— Task objective —
Look below for the line with "Convert this document image to plain text.", then repeat it and all lines after it, exactly, minus any pictures.

— Data listing —
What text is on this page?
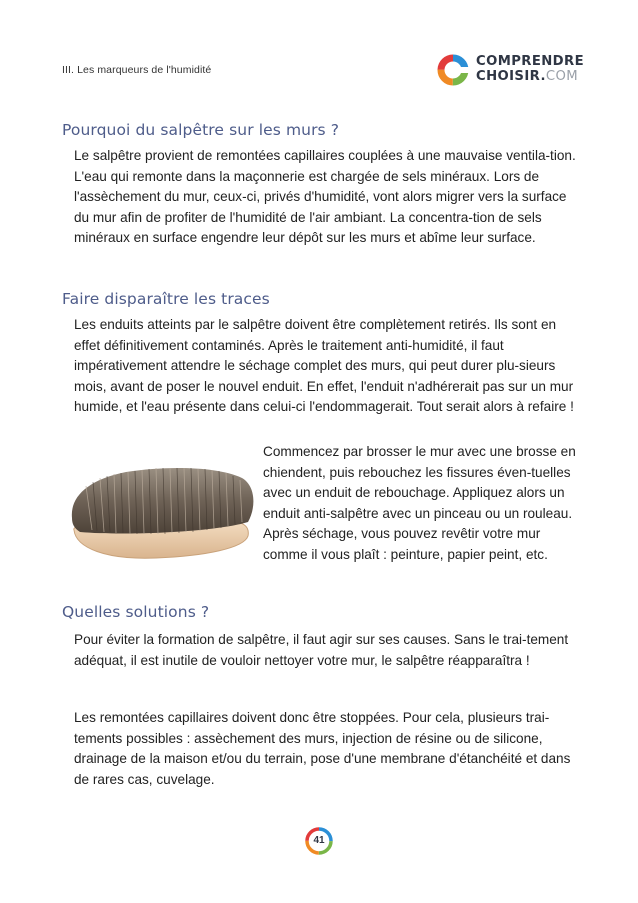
III. Les marqueurs de l'humidité
COMPRENDRE
CHOISIR.COM
Pourquoi du salpêtre sur les murs ?

Le salpêtre provient de remontées capillaires couplées à une mauvaise ventila-tion. L'eau qui remonte dans la maçonnerie est chargée de sels minéraux. Lors de l'assèchement du mur, ceux-ci, privés d'humidité, vont alors migrer vers la surface du mur afin de profiter de l'humidité de l'air ambiant. La concentra-tion de sels minéraux en surface engendre leur dépôt sur les murs et abîme leur surface.

Faire disparaître les traces

Les enduits atteints par le salpêtre doivent être complètement retirés. Ils sont en effet définitivement contaminés. Après le traitement anti-humidité, il faut impérativement attendre le séchage complet des murs, qui peut durer plu-sieurs mois, avant de poser le nouvel enduit. En effet, l'enduit n'adhérerait pas sur un mur humide, et l'eau présente dans celui-ci l'endommagerait. Tout serait alors à refaire !

Commencez par brosser le mur avec une brosse en chiendent, puis rebouchez les fissures éven-tuelles avec un enduit de rebouchage. Appliquez alors un enduit anti-salpêtre avec un pinceau ou un rouleau. Après séchage, vous pouvez revêtir votre mur comme il vous plaît : peinture, papier peint, etc.

Quelles solutions ?

Pour éviter la formation de salpêtre, il faut agir sur ses causes. Sans le trai-tement adéquat, il est inutile de vouloir nettoyer votre mur, le salpêtre réapparaîtra !

Les remontées capillaires doivent donc être stoppées. Pour cela, plusieurs trai-tements possibles : assèchement des murs, injection de résine ou de silicone, drainage de la maison et/ou du terrain, pose d'une membrane d'étanchéité et dans de rares cas, cuvelage.

41
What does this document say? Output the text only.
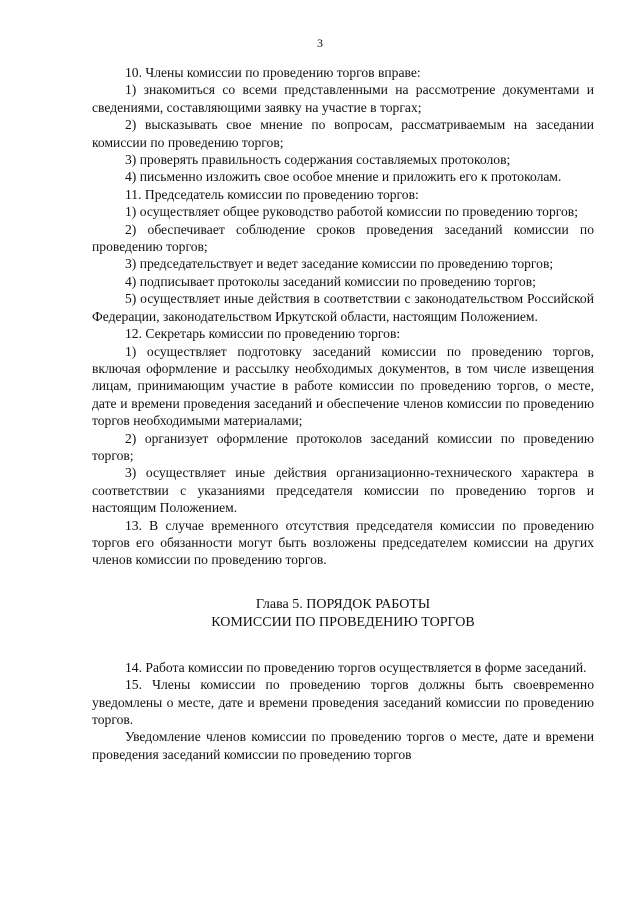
3

10. Члены комиссии по проведению торгов вправе:

1) знакомиться со всеми представленными на рассмотрение документами и сведениями, составляющими заявку на участие в торгах;

2) высказывать свое мнение по вопросам, рассматриваемым на заседании комиссии по проведению торгов;

3) проверять правильность содержания составляемых протоколов;

4) письменно изложить свое особое мнение и приложить его к протоколам.

11. Председатель комиссии по проведению торгов:

1) осуществляет общее руководство работой комиссии по проведению торгов;

2) обеспечивает соблюдение сроков проведения заседаний комиссии по проведению торгов;

3) председательствует и ведет заседание комиссии по проведению торгов;

4) подписывает протоколы заседаний комиссии по проведению торгов;

5) осуществляет иные действия в соответствии с законодательством Российской Федерации, законодательством Иркутской области, настоящим Положением.

12. Секретарь комиссии по проведению торгов:

1) осуществляет подготовку заседаний комиссии по проведению торгов, включая оформление и рассылку необходимых документов, в том числе извещения лицам, принимающим участие в работе комиссии по проведению торгов, о месте, дате и времени проведения заседаний и обеспечение членов комиссии по проведению торгов необходимыми материалами;

2) организует оформление протоколов заседаний комиссии по проведению торгов;

3) осуществляет иные действия организационно-технического характера в соответствии с указаниями председателя комиссии по проведению торгов и настоящим Положением.

13. В случае временного отсутствия председателя комиссии по проведению торгов его обязанности могут быть возложены председателем комиссии на других членов комиссии по проведению торгов.

Глава 5. ПОРЯДОК РАБОТЫ
КОМИССИИ ПО ПРОВЕДЕНИЮ ТОРГОВ

14. Работа комиссии по проведению торгов осуществляется в форме заседаний.

15. Члены комиссии по проведению торгов должны быть своевременно уведомлены о месте, дате и времени проведения заседаний комиссии по проведению торгов.

Уведомление членов комиссии по проведению торгов о месте, дате и времени проведения заседаний комиссии по проведению торгов
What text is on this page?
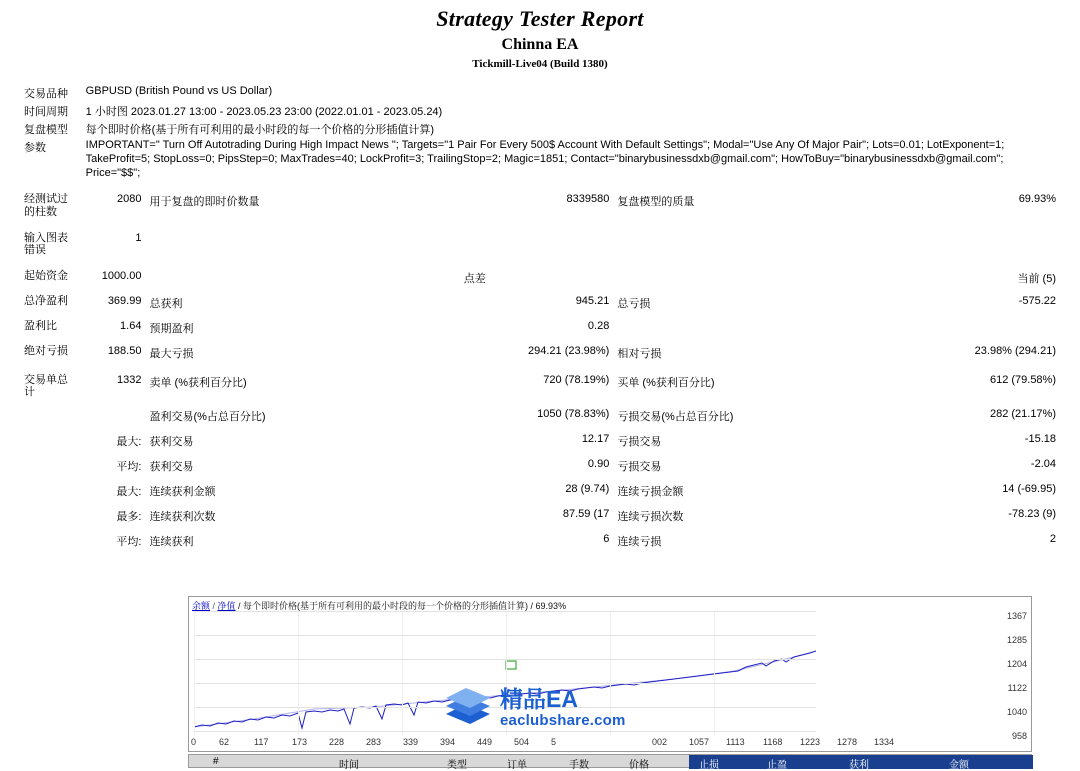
Strategy Tester Report
Chinna EA
Tickmill-Live04 (Build 1380)
交易品种	GBPUSD (British Pound vs US Dollar)				
时间周期	1 小时图 2023.01.27 13:00 - 2023.05.23 23:00 (2022.01.01 - 2023.05.24)				
复盘模型	每个即时价格(基于所有可利用的最小时段的每一个价格的分形插值计算)				
参数	IMPORTANT=" Turn Off Autotrading During High Impact News "; Targets="1 Pair For Every 500$ Account With Default Settings"; Modal="Use Any Of Major Pair"; Lots=0.01; LotExponent=1; TakeProfit=5; StopLoss=0; PipsStep=0; MaxTrades=40; LockProfit=3; TrailingStop=2; Magic=1851; Contact="binarybusinessdxb@gmail.com"; HowToBuy="binarybusinessdxb@gmail.com"; Price="$$";				

经测试过的柱数	2080	用于复盘的即时价数量	8339580	复盘模型的质量	69.93%

输入图表错误	1				

起始资金	1000.00	点差			当前 (5)

总净盈利	369.99	总获利	945.21	总亏损	-575.22

盈利比	1.64	预期盈利	0.28		

绝对亏损	188.50	最大亏损	294.21 (23.98%)	相对亏损	23.98% (294.21)

交易单总计	1332	卖单 (%获利百分比)	720 (78.19%)	买单 (%获利百分比)	612 (79.58%)

		盈利交易(%占总百分比)	1050 (78.83%)	亏损交易(%占总百分比)	282 (21.17%)

	最大:	获利交易	12.17	亏损交易	-15.18

	平均:	获利交易	0.90	亏损交易	-2.04

	最大:	连续获利金额	28 (9.74)	连续亏损金额	14 (-69.95)

	最多:	连续获利次数	87.59 (17	连续亏损次数	-78.23 (9)

	平均:	连续获利	6	连续亏损	2
余额 / 净值 / 每个即时价格(基于所有可利用的最小时段的每一个价格的分形插值计算) / 69.93%
1367
1285
1204
1122
1040
958
0	62	117	173 228 283 339 394 449 504 5	002 1057 1113 1168 1223 1278 1334
精品EA
eaclubshare.com
#	时间	类型	订单	手数	价格	止损	止盈	获利	金额
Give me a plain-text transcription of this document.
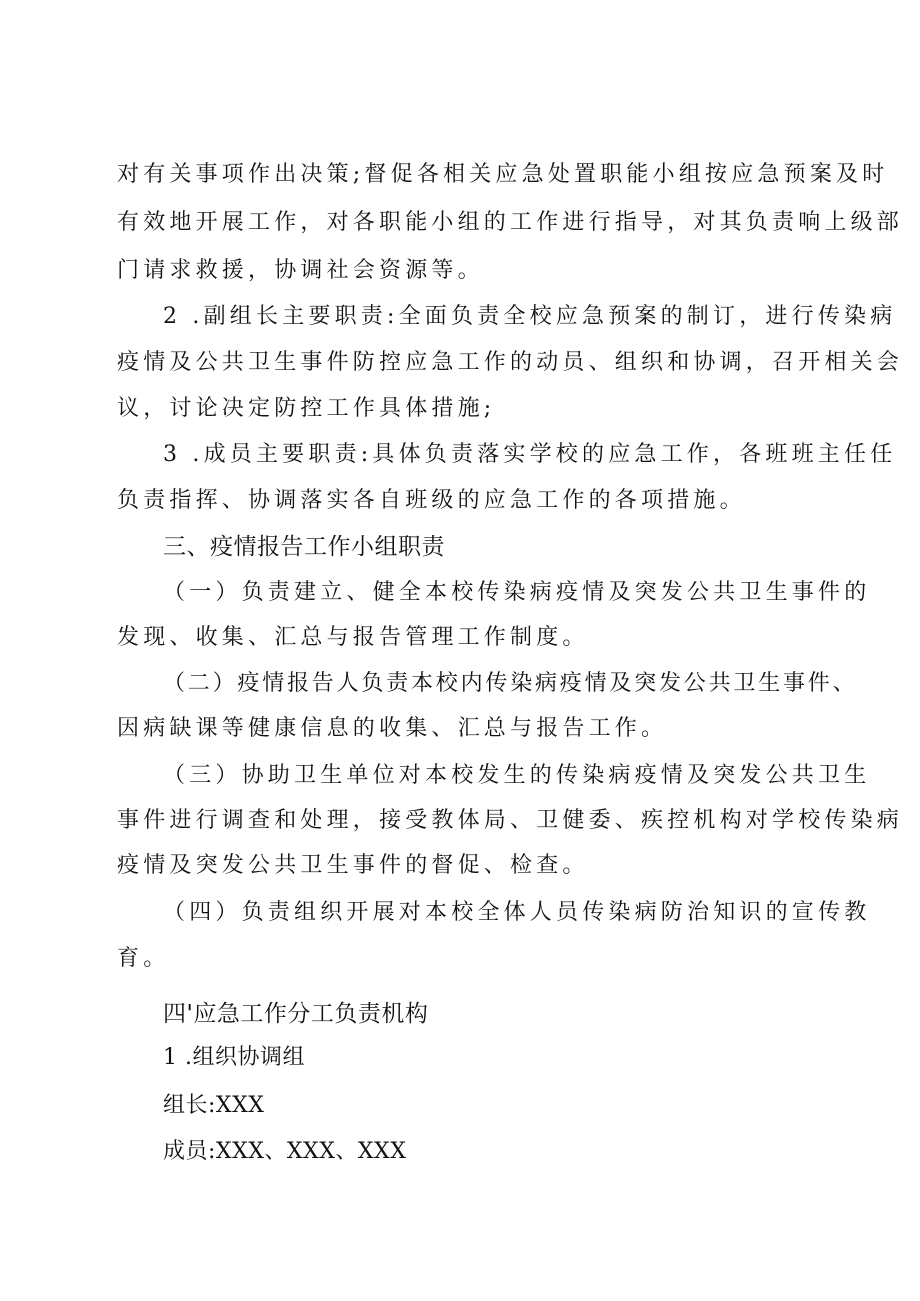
对有关事项作出决策;督促各相关应急处置职能小组按应急预案及时
有效地开展工作，对各职能小组的工作进行指导，对其负责响上级部
门请求救援，协调社会资源等。
2 .副组长主要职责:全面负责全校应急预案的制订，进行传染病
疫情及公共卫生事件防控应急工作的动员、组织和协调，召开相关会
议，讨论决定防控工作具体措施;
3 .成员主要职责:具体负责落实学校的应急工作，各班班主任任
负责指挥、协调落实各自班级的应急工作的各项措施。
三、疫情报告工作小组职责
（一）负责建立、健全本校传染病疫情及突发公共卫生事件的
发现、收集、汇总与报告管理工作制度。
（二）疫情报告人负责本校内传染病疫情及突发公共卫生事件、
因病缺课等健康信息的收集、汇总与报告工作。
（三）协助卫生单位对本校发生的传染病疫情及突发公共卫生
事件进行调查和处理，接受教体局、卫健委、疾控机构对学校传染病
疫情及突发公共卫生事件的督促、检查。
（四）负责组织开展对本校全体人员传染病防治知识的宣传教
育。
四'应急工作分工负责机构
1 .组织协调组
组长:XXX
成员:XXX、XXX、XXX
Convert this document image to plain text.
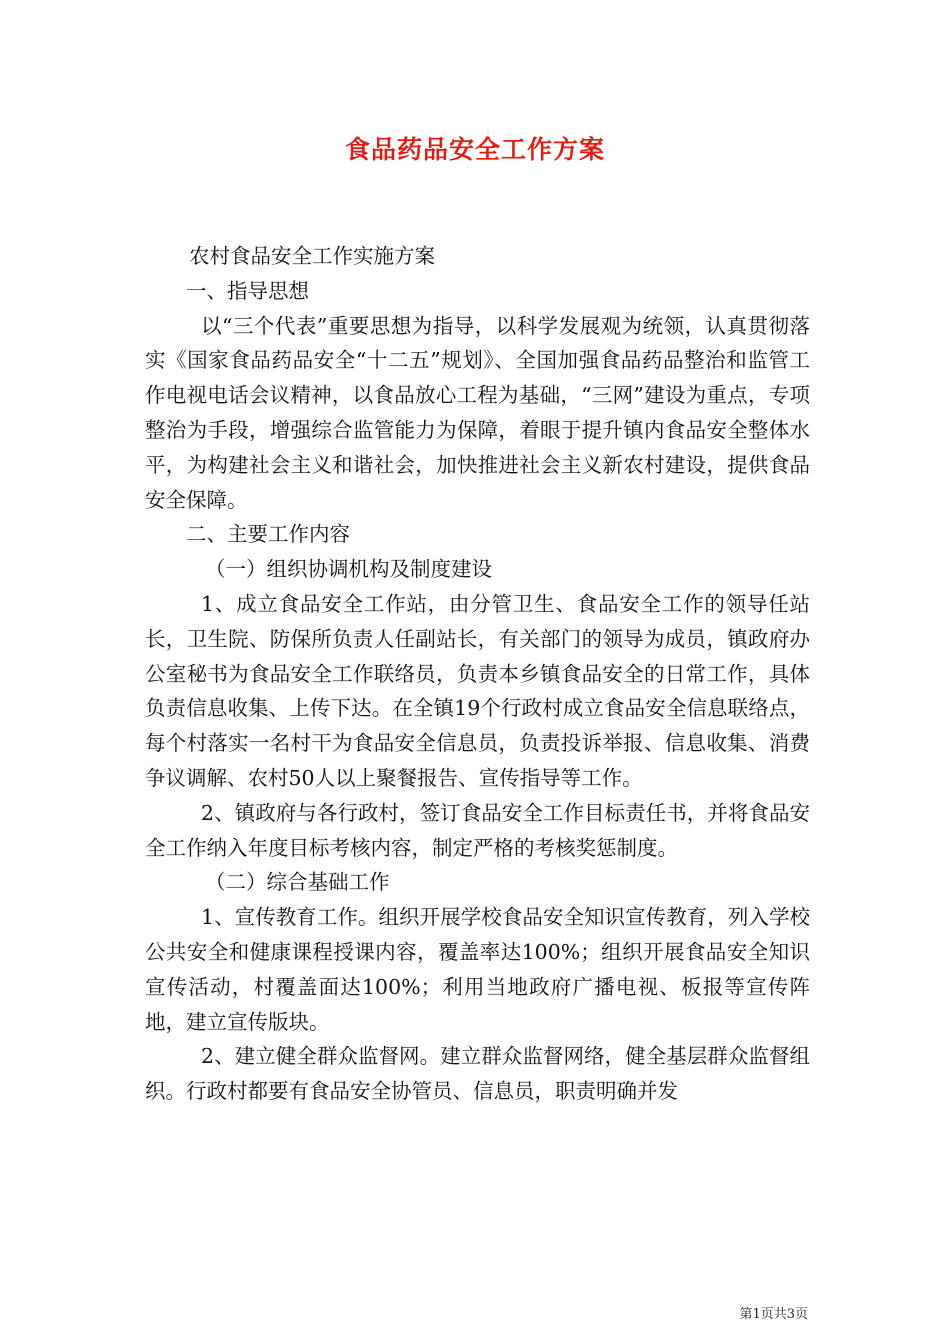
食品药品安全工作方案

农村食品安全工作实施方案

一、指导思想

以“三个代表”重要思想为指导，以科学发展观为统领，认真贯彻落实《国家食品药品安全“十二五”规划》、全国加强食品药品整治和监管工作电视电话会议精神，以食品放心工程为基础，“三网”建设为重点，专项整治为手段，增强综合监管能力为保障，着眼于提升镇内食品安全整体水平，为构建社会主义和谐社会，加快推进社会主义新农村建设，提供食品安全保障。

二、主要工作内容

（一）组织协调机构及制度建设

1、成立食品安全工作站，由分管卫生、食品安全工作的领导任站长，卫生院、防保所负责人任副站长，有关部门的领导为成员，镇政府办公室秘书为食品安全工作联络员，负责本乡镇食品安全的日常工作，具体负责信息收集、上传下达。在全镇19个行政村成立食品安全信息联络点，每个村落实一名村干为食品安全信息员，负责投诉举报、信息收集、消费争议调解、农村50人以上聚餐报告、宣传指导等工作。

2、镇政府与各行政村，签订食品安全工作目标责任书，并将食品安全工作纳入年度目标考核内容，制定严格的考核奖惩制度。

（二）综合基础工作

1、宣传教育工作。组织开展学校食品安全知识宣传教育，列入学校公共安全和健康课程授课内容，覆盖率达100%；组织开展食品安全知识宣传活动，村覆盖面达100%；利用当地政府广播电视、板报等宣传阵地，建立宣传版块。

2、建立健全群众监督网。建立群众监督网络，健全基层群众监督组织。行政村都要有食品安全协管员、信息员，职责明确并发

第1页共3页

— Solution to this exercise —
Convert this document image to plain text.
食品药品安全工作方案

农村食品安全工作实施方案

一、指导思想

以“三个代表”重要思想为指导，以科学发展观为统领，认真贯彻落实《国家食品药品安全“十二五”规划》、全国加强食品药品整治和监管工作电视电话会议精神，以食品放心工程为基础，“三网”建设为重点，专项整治为手段，增强综合监管能力为保障，着眼于提升镇内食品安全整体水平，为构建社会主义和谐社会，加快推进社会主义新农村建设，提供食品安全保障。

二、主要工作内容

（一）组织协调机构及制度建设

1、成立食品安全工作站，由分管卫生、食品安全工作的领导任站长，卫生院、防保所负责人任副站长，有关部门的领导为成员，镇政府办公室秘书为食品安全工作联络员，负责本乡镇食品安全的日常工作，具体负责信息收集、上传下达。在全镇19个行政村成立食品安全信息联络点，每个村落实一名村干为食品安全信息员，负责投诉举报、信息收集、消费争议调解、农村50人以上聚餐报告、宣传指导等工作。

2、镇政府与各行政村，签订食品安全工作目标责任书，并将食品安全工作纳入年度目标考核内容，制定严格的考核奖惩制度。

（二）综合基础工作

1、宣传教育工作。组织开展学校食品安全知识宣传教育，列入学校公共安全和健康课程授课内容，覆盖率达100%；组织开展食品安全知识宣传活动，村覆盖面达100%；利用当地政府广播电视、板报等宣传阵地，建立宣传版块。

2、建立健全群众监督网。建立群众监督网络，健全基层群众监督组织。行政村都要有食品安全协管员、信息员，职责明确并发

第1页共3页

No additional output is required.